*** Opening of INPUT FOR THIS TASK ***

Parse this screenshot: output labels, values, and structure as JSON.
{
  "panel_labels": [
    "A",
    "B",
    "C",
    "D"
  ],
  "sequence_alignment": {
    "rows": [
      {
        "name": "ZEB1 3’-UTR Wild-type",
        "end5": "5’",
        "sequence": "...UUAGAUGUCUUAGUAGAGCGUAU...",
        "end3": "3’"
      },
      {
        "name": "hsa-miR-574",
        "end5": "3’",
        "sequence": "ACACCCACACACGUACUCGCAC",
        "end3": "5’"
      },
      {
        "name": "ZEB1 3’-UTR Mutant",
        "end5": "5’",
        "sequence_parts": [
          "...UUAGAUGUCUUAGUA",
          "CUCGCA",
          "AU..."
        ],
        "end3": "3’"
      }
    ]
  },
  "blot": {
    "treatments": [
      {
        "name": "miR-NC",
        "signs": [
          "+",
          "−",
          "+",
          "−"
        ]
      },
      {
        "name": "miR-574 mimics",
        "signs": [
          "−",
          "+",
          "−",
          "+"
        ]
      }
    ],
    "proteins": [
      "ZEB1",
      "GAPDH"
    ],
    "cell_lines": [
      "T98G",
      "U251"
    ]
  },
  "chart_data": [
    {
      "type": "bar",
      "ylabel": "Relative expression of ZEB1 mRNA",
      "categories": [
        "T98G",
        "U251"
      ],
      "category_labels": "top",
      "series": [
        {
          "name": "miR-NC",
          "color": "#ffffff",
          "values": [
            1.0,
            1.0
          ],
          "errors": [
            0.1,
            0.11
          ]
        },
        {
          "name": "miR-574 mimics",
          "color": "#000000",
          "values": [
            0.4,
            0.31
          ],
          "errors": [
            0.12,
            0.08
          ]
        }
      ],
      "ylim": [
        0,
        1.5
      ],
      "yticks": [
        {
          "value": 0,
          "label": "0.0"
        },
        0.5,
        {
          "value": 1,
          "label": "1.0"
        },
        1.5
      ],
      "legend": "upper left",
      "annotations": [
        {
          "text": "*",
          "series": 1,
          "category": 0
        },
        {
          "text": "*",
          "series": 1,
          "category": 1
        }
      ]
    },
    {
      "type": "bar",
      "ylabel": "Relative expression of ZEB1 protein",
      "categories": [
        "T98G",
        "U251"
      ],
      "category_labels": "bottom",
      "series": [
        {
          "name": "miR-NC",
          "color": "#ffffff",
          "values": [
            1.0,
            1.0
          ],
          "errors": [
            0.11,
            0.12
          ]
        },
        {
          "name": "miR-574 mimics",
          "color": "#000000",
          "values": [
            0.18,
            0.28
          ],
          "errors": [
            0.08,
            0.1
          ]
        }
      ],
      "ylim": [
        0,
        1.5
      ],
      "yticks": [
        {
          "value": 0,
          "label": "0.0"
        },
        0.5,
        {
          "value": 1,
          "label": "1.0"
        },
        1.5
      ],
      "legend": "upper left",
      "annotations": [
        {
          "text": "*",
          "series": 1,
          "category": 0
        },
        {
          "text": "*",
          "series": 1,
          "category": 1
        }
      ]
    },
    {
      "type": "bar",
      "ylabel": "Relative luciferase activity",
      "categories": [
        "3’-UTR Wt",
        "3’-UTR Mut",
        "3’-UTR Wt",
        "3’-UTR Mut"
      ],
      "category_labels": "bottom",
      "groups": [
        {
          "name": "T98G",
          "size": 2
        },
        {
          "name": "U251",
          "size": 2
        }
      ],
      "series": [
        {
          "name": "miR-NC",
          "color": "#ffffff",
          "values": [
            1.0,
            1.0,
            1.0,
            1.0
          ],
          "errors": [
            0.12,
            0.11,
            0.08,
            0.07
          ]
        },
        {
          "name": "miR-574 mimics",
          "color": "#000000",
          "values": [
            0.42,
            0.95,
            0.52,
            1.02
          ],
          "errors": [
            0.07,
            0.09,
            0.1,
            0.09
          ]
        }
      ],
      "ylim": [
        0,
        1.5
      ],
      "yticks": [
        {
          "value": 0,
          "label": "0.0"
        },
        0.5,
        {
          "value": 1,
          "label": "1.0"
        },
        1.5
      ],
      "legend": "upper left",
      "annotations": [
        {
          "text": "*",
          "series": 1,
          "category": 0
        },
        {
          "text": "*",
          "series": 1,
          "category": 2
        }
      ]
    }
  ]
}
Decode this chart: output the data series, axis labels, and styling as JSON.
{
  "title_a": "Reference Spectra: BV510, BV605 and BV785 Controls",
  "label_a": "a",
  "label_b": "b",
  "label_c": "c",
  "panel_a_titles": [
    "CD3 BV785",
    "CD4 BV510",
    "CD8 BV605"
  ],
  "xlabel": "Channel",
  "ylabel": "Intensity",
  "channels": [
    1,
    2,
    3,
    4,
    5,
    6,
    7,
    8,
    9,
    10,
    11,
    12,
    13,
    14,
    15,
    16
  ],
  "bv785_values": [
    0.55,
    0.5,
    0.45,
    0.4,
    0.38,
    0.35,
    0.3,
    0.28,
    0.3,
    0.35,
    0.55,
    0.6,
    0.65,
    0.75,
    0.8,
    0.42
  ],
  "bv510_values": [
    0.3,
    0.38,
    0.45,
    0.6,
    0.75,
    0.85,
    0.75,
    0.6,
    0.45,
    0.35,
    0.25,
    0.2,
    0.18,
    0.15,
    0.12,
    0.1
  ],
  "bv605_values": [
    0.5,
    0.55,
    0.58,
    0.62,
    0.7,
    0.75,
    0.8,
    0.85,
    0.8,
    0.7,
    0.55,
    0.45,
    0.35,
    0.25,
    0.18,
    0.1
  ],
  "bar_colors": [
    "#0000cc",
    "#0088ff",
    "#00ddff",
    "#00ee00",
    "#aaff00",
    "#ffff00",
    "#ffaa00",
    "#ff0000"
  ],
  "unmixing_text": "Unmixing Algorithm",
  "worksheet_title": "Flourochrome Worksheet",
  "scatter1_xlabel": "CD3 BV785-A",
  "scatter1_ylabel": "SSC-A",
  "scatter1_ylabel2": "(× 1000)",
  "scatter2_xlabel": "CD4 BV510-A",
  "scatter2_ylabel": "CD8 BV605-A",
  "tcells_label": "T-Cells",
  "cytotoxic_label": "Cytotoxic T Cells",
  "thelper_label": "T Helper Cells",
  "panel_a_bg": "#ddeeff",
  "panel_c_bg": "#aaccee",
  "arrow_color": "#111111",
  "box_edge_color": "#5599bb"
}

*** Close of INPUT FOR THIS TASK ***

WHAT THE TASK REQUIRES. The task requires each record above to be restated exactly.

TASK RESULT.
Parse this screenshot: output labels, values, and structure as JSON.
{
  "panel_labels": [
    "A",
    "B",
    "C",
    "D"
  ],
  "sequence_alignment": {
    "rows": [
      {
        "name": "ZEB1 3’-UTR Wild-type",
        "end5": "5’",
        "sequence": "...UUAGAUGUCUUAGUAGAGCGUAU...",
        "end3": "3’"
      },
      {
        "name": "hsa-miR-574",
        "end5": "3’",
        "sequence": "ACACCCACACACGUACUCGCAC",
        "end3": "5’"
      },
      {
        "name": "ZEB1 3’-UTR Mutant",
        "end5": "5’",
        "sequence_parts": [
          "...UUAGAUGUCUUAGUA",
          "CUCGCA",
          "AU..."
        ],
        "end3": "3’"
      }
    ]
  },
  "blot": {
    "treatments": [
      {
        "name": "miR-NC",
        "signs": [
          "+",
          "−",
          "+",
          "−"
        ]
      },
      {
        "name": "miR-574 mimics",
        "signs": [
          "−",
          "+",
          "−",
          "+"
        ]
      }
    ],
    "proteins": [
      "ZEB1",
      "GAPDH"
    ],
    "cell_lines": [
      "T98G",
      "U251"
    ]
  },
  "chart_data": [
    {
      "type": "bar",
      "ylabel": "Relative expression of ZEB1 mRNA",
      "categories": [
        "T98G",
        "U251"
      ],
      "category_labels": "top",
      "series": [
        {
          "name": "miR-NC",
          "color": "#ffffff",
          "values": [
            1.0,
            1.0
          ],
          "errors": [
            0.1,
            0.11
          ]
        },
        {
          "name": "miR-574 mimics",
          "color": "#000000",
          "values": [
            0.4,
            0.31
          ],
          "errors": [
            0.12,
            0.08
          ]
        }
      ],
      "ylim": [
        0,
        1.5
      ],
      "yticks": [
        {
          "value": 0,
          "label": "0.0"
        },
        0.5,
        {
          "value": 1,
          "label": "1.0"
        },
        1.5
      ],
      "legend": "upper left",
      "annotations": [
        {
          "text": "*",
          "series": 1,
          "category": 0
        },
        {
          "text": "*",
          "series": 1,
          "category": 1
        }
      ]
    },
    {
      "type": "bar",
      "ylabel": "Relative expression of ZEB1 protein",
      "categories": [
        "T98G",
        "U251"
      ],
      "category_labels": "bottom",
      "series": [
        {
          "name": "miR-NC",
          "color": "#ffffff",
          "values": [
            1.0,
            1.0
          ],
          "errors": [
            0.11,
            0.12
          ]
        },
        {
          "name": "miR-574 mimics",
          "color": "#000000",
          "values": [
            0.18,
            0.28
          ],
          "errors": [
            0.08,
            0.1
          ]
        }
      ],
      "ylim": [
        0,
        1.5
      ],
      "yticks": [
        {
          "value": 0,
          "label": "0.0"
        },
        0.5,
        {
          "value": 1,
          "label": "1.0"
        },
        1.5
      ],
      "legend": "upper left",
      "annotations": [
        {
          "text": "*",
          "series": 1,
          "category": 0
        },
        {
          "text": "*",
          "series": 1,
          "category": 1
        }
      ]
    },
    {
      "type": "bar",
      "ylabel": "Relative luciferase activity",
      "categories": [
        "3’-UTR Wt",
        "3’-UTR Mut",
        "3’-UTR Wt",
        "3’-UTR Mut"
      ],
      "category_labels": "bottom",
      "groups": [
        {
          "name": "T98G",
          "size": 2
        },
        {
          "name": "U251",
          "size": 2
        }
      ],
      "series": [
        {
          "name": "miR-NC",
          "color": "#ffffff",
          "values": [
            1.0,
            1.0,
            1.0,
            1.0
          ],
          "errors": [
            0.12,
            0.11,
            0.08,
            0.07
          ]
        },
        {
          "name": "miR-574 mimics",
          "color": "#000000",
          "values": [
            0.42,
            0.95,
            0.52,
            1.02
          ],
          "errors": [
            0.07,
            0.09,
            0.1,
            0.09
          ]
        }
      ],
      "ylim": [
        0,
        1.5
      ],
      "yticks": [
        {
          "value": 0,
          "label": "0.0"
        },
        0.5,
        {
          "value": 1,
          "label": "1.0"
        },
        1.5
      ],
      "legend": "upper left",
      "annotations": [
        {
          "text": "*",
          "series": 1,
          "category": 0
        },
        {
          "text": "*",
          "series": 1,
          "category": 2
        }
      ]
    }
  ]
}
Decode this chart: output the data series, axis labels, and styling as JSON.
{
  "title_a": "Reference Spectra: BV510, BV605 and BV785 Controls",
  "label_a": "a",
  "label_b": "b",
  "label_c": "c",
  "panel_a_titles": [
    "CD3 BV785",
    "CD4 BV510",
    "CD8 BV605"
  ],
  "xlabel": "Channel",
  "ylabel": "Intensity",
  "channels": [
    1,
    2,
    3,
    4,
    5,
    6,
    7,
    8,
    9,
    10,
    11,
    12,
    13,
    14,
    15,
    16
  ],
  "bv785_values": [
    0.55,
    0.5,
    0.45,
    0.4,
    0.38,
    0.35,
    0.3,
    0.28,
    0.3,
    0.35,
    0.55,
    0.6,
    0.65,
    0.75,
    0.8,
    0.42
  ],
  "bv510_values": [
    0.3,
    0.38,
    0.45,
    0.6,
    0.75,
    0.85,
    0.75,
    0.6,
    0.45,
    0.35,
    0.25,
    0.2,
    0.18,
    0.15,
    0.12,
    0.1
  ],
  "bv605_values": [
    0.5,
    0.55,
    0.58,
    0.62,
    0.7,
    0.75,
    0.8,
    0.85,
    0.8,
    0.7,
    0.55,
    0.45,
    0.35,
    0.25,
    0.18,
    0.1
  ],
  "bar_colors": [
    "#0000cc",
    "#0088ff",
    "#00ddff",
    "#00ee00",
    "#aaff00",
    "#ffff00",
    "#ffaa00",
    "#ff0000"
  ],
  "unmixing_text": "Unmixing Algorithm",
  "worksheet_title": "Flourochrome Worksheet",
  "scatter1_xlabel": "CD3 BV785-A",
  "scatter1_ylabel": "SSC-A",
  "scatter1_ylabel2": "(× 1000)",
  "scatter2_xlabel": "CD4 BV510-A",
  "scatter2_ylabel": "CD8 BV605-A",
  "tcells_label": "T-Cells",
  "cytotoxic_label": "Cytotoxic T Cells",
  "thelper_label": "T Helper Cells",
  "panel_a_bg": "#ddeeff",
  "panel_c_bg": "#aaccee",
  "arrow_color": "#111111",
  "box_edge_color": "#5599bb"
}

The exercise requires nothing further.